»»

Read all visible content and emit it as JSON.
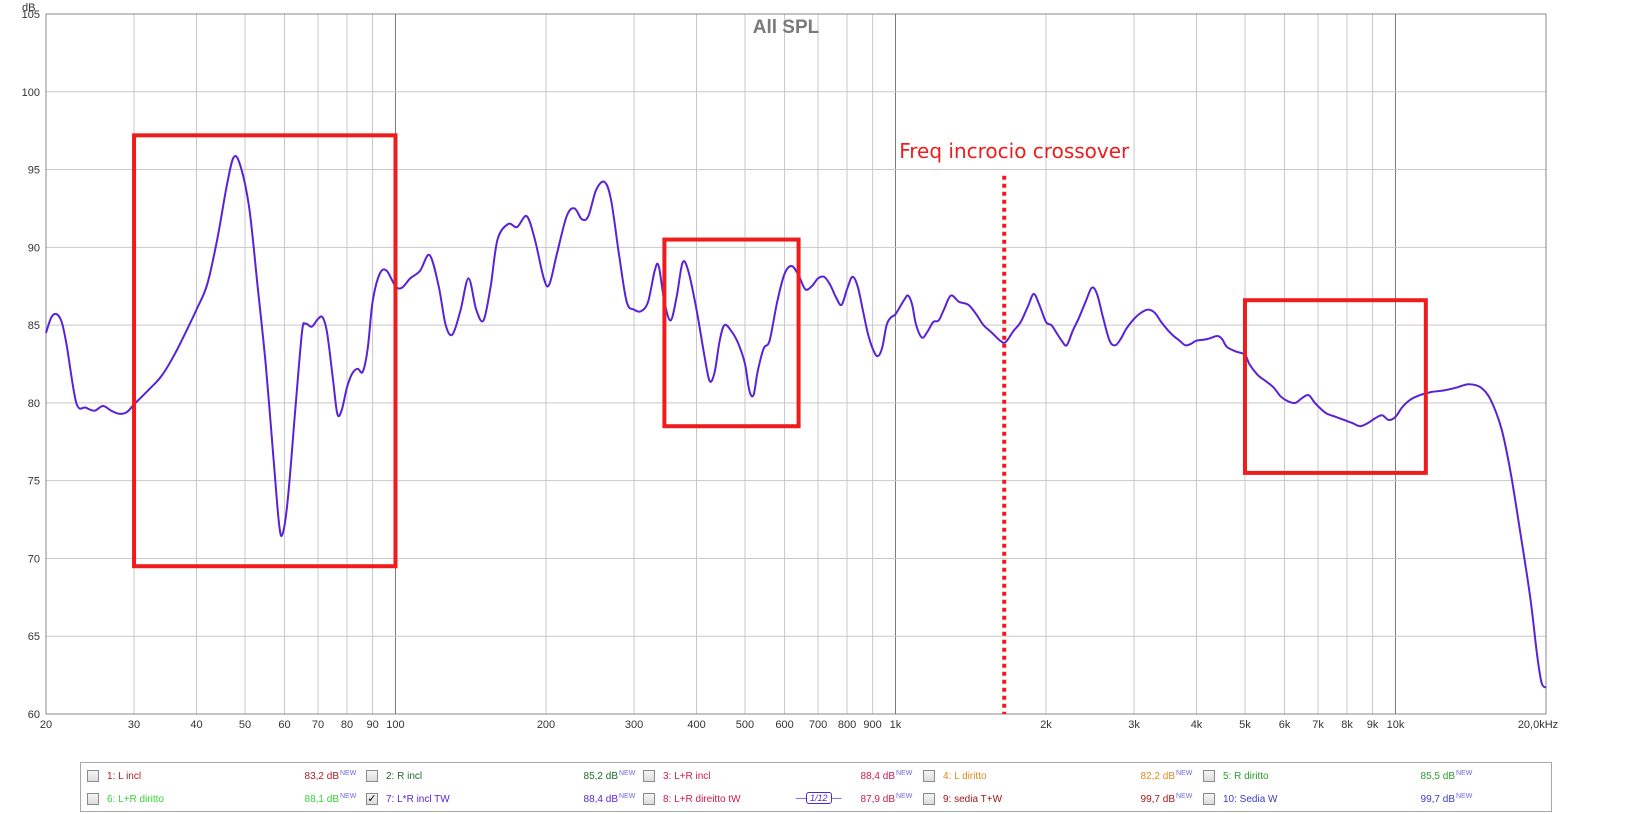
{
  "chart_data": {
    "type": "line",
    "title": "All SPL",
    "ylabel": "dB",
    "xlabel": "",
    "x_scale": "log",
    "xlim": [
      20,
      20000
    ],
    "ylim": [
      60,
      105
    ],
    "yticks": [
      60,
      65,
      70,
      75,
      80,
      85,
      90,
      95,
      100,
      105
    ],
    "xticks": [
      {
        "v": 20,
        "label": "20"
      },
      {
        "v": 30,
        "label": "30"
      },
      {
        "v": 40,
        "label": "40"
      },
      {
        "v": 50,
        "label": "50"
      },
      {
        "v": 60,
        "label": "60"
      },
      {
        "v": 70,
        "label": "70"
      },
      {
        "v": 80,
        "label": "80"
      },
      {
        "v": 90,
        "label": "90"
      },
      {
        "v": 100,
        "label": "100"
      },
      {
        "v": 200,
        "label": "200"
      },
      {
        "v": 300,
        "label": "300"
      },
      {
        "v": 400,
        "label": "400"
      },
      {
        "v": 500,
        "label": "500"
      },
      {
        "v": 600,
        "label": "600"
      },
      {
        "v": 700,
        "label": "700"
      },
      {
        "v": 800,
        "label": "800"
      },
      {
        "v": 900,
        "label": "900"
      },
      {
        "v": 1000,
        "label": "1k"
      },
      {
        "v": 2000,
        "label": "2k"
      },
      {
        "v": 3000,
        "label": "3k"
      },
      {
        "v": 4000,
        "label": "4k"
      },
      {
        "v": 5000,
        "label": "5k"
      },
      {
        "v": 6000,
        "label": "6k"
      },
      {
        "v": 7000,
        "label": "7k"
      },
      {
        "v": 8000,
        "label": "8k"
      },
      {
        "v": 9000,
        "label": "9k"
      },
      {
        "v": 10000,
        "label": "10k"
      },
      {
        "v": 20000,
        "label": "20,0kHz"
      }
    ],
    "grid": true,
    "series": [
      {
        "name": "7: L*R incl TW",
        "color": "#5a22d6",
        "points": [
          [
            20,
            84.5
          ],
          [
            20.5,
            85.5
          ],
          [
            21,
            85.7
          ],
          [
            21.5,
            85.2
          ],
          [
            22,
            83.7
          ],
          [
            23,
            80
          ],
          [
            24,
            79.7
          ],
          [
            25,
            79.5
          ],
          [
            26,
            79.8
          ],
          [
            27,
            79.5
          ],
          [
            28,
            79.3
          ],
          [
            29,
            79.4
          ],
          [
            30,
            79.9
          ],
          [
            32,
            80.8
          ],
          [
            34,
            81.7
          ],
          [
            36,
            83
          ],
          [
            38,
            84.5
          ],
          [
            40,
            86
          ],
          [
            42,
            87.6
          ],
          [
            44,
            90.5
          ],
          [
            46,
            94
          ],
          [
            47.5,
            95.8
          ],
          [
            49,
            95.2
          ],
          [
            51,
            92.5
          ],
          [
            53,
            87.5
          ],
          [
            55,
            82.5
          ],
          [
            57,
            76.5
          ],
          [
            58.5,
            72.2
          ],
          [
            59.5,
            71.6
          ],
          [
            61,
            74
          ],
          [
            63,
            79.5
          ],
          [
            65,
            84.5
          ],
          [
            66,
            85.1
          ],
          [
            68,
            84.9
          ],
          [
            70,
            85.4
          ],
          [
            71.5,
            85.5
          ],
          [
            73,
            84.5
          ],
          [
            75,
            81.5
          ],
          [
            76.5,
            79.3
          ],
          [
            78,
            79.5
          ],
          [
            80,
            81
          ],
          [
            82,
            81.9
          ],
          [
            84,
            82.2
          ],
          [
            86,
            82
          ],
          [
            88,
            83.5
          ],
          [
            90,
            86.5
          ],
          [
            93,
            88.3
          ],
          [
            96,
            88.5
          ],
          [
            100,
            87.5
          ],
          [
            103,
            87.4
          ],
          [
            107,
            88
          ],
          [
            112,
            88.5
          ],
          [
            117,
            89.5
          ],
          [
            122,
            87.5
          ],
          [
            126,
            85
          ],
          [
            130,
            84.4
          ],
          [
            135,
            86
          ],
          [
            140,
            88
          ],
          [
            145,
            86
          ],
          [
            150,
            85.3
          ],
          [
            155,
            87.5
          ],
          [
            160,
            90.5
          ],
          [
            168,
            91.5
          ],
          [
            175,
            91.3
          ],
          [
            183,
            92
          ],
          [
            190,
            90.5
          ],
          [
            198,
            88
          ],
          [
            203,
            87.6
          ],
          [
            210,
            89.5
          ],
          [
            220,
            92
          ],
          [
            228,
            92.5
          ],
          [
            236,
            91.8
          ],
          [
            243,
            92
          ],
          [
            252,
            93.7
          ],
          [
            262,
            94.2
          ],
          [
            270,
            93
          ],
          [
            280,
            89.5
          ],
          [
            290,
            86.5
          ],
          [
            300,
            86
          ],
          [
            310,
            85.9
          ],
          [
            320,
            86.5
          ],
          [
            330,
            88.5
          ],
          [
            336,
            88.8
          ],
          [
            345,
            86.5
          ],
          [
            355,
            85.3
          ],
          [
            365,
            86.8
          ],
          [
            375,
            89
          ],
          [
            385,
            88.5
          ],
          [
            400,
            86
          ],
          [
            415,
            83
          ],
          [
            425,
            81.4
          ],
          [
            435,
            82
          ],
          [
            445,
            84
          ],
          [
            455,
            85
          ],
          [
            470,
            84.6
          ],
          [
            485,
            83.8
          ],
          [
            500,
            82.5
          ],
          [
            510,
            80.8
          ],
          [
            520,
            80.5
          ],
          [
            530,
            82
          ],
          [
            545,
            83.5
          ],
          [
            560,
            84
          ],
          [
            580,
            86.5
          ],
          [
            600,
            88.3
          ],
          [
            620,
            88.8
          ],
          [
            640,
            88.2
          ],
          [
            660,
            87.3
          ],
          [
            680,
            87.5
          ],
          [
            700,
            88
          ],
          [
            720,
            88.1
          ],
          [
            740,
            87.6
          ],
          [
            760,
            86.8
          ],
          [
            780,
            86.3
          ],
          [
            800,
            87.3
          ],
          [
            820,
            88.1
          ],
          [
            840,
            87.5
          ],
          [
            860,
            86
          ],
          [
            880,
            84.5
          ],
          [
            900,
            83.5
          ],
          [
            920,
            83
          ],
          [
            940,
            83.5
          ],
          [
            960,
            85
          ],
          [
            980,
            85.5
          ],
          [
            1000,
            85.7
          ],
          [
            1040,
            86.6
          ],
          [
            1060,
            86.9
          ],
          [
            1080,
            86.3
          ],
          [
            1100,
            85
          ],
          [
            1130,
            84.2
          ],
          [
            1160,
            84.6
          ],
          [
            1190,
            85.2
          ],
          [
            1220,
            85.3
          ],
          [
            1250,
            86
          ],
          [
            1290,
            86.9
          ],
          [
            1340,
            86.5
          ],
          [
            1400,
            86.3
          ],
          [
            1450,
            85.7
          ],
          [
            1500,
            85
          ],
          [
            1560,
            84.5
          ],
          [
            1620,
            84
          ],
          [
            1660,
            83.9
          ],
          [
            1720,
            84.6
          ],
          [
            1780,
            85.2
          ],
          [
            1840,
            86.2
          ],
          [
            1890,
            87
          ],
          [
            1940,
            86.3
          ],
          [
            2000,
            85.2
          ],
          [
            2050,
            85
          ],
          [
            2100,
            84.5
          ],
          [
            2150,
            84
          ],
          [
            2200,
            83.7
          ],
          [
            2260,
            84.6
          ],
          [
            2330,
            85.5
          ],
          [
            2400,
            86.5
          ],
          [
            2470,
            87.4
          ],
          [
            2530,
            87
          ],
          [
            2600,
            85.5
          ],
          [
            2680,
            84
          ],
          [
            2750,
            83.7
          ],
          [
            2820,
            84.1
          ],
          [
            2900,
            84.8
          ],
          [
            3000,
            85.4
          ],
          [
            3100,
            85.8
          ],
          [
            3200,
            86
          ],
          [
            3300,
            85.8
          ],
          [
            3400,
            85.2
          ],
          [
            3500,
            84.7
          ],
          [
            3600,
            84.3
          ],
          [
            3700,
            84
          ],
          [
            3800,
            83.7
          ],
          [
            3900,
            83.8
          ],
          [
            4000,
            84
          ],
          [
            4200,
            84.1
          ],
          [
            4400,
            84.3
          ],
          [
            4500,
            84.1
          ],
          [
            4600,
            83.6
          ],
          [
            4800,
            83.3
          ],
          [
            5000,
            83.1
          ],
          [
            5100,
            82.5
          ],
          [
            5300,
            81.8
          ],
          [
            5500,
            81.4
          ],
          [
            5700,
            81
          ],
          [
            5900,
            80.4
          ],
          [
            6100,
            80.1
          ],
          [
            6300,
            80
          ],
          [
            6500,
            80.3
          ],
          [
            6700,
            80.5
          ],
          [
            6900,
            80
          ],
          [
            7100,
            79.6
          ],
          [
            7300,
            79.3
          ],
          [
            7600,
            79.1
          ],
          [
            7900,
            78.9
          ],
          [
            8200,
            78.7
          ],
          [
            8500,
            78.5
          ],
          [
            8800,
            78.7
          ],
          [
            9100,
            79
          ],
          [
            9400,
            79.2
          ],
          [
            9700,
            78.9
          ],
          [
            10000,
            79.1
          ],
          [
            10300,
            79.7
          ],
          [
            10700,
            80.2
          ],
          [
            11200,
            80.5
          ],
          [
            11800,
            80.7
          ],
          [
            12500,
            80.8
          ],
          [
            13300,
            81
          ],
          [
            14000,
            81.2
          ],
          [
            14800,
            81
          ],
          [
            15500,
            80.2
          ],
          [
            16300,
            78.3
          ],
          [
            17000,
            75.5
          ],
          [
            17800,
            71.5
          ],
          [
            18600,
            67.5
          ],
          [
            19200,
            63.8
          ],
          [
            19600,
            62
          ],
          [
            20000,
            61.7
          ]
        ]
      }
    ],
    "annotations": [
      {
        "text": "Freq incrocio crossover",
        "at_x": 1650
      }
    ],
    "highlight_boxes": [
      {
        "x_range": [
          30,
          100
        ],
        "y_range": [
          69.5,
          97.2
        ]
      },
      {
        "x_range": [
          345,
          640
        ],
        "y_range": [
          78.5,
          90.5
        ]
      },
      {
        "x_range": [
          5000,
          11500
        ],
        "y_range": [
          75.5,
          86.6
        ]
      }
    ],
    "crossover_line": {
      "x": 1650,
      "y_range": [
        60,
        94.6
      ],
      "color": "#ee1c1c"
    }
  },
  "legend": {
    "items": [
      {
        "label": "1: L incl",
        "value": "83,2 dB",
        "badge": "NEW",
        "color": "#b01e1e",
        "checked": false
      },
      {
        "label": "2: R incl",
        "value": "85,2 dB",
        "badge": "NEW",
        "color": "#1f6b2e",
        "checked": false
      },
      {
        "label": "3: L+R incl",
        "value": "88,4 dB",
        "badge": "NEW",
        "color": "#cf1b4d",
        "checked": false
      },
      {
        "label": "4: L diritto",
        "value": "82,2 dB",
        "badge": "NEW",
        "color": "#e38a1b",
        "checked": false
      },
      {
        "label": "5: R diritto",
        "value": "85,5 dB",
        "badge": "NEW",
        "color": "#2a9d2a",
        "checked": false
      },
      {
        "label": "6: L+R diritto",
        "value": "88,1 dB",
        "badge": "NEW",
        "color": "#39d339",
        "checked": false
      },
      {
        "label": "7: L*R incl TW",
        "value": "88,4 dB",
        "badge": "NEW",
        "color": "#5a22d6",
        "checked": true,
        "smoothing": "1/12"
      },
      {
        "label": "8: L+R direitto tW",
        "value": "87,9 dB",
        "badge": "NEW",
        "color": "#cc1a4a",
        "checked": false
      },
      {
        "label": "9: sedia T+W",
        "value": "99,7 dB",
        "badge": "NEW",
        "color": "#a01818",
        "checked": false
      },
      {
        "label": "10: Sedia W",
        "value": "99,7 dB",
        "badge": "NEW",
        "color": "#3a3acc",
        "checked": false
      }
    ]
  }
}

««

### Your objective
Reproduce each line holding the word "diritto".

### Exercise output
        "label": "4: L diritto",
        "label": "5: R diritto",
        "label": "6: L+R diritto",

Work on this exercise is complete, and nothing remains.